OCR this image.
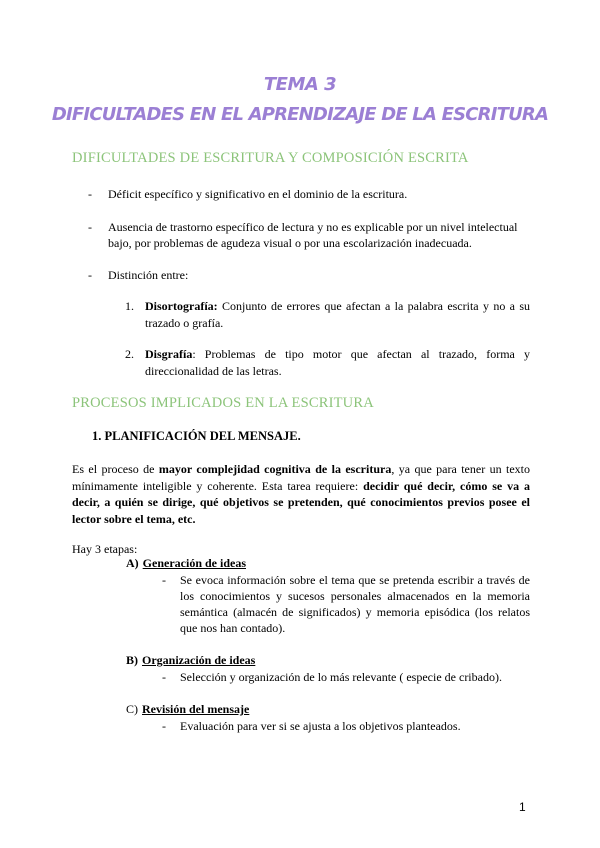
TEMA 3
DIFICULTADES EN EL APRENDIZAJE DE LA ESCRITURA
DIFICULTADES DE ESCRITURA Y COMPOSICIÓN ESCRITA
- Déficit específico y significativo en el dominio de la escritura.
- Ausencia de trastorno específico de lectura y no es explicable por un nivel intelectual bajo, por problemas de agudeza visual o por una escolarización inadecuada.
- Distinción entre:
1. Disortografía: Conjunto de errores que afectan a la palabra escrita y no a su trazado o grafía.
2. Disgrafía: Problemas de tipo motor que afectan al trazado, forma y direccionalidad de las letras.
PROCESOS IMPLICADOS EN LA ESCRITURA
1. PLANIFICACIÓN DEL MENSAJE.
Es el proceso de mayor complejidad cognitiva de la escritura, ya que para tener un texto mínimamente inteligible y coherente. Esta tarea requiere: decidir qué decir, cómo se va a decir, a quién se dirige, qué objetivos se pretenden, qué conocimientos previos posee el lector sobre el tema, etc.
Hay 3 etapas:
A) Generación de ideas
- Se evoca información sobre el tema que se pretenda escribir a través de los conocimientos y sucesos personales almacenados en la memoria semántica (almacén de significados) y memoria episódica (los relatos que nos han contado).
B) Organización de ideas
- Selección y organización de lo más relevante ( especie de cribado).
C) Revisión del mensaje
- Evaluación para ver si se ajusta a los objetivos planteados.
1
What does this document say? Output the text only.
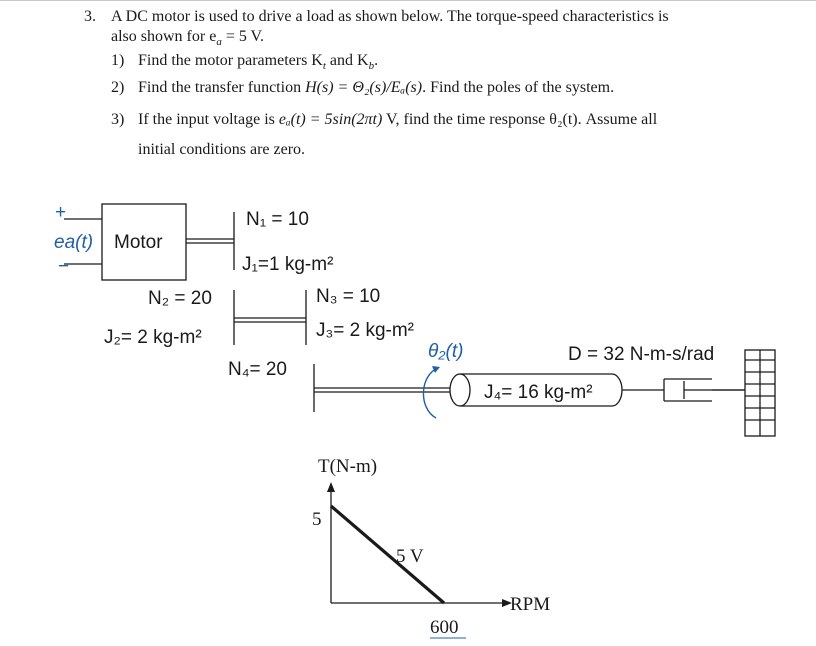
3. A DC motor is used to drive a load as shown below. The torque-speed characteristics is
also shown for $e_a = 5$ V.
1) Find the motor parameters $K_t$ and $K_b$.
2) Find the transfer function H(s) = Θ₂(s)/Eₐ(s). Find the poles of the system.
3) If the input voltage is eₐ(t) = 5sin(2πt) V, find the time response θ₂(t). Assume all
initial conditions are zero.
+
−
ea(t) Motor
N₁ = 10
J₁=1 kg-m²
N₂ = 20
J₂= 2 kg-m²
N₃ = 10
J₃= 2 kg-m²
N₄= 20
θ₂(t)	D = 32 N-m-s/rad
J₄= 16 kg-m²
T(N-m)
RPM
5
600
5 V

################

#### What the task requires:
Beginning with the line that contains "What does this" and ending with the last line of the data above, output those lines exactly and nothing more, without any pictures.

#### Solution:
What does this document say? Output the text only.
3. A DC motor is used to drive a load as shown below. The torque-speed characteristics is
also shown for $e_a = 5$ V.
1) Find the motor parameters $K_t$ and $K_b$.
2) Find the transfer function H(s) = Θ₂(s)/Eₐ(s). Find the poles of the system.
3) If the input voltage is eₐ(t) = 5sin(2πt) V, find the time response θ₂(t). Assume all
initial conditions are zero.
+
−
ea(t) Motor
N₁ = 10
J₁=1 kg-m²
N₂ = 20
J₂= 2 kg-m²
N₃ = 10
J₃= 2 kg-m²
N₄= 20
θ₂(t)	D = 32 N-m-s/rad
J₄= 16 kg-m²
T(N-m)
RPM
5
600
5 V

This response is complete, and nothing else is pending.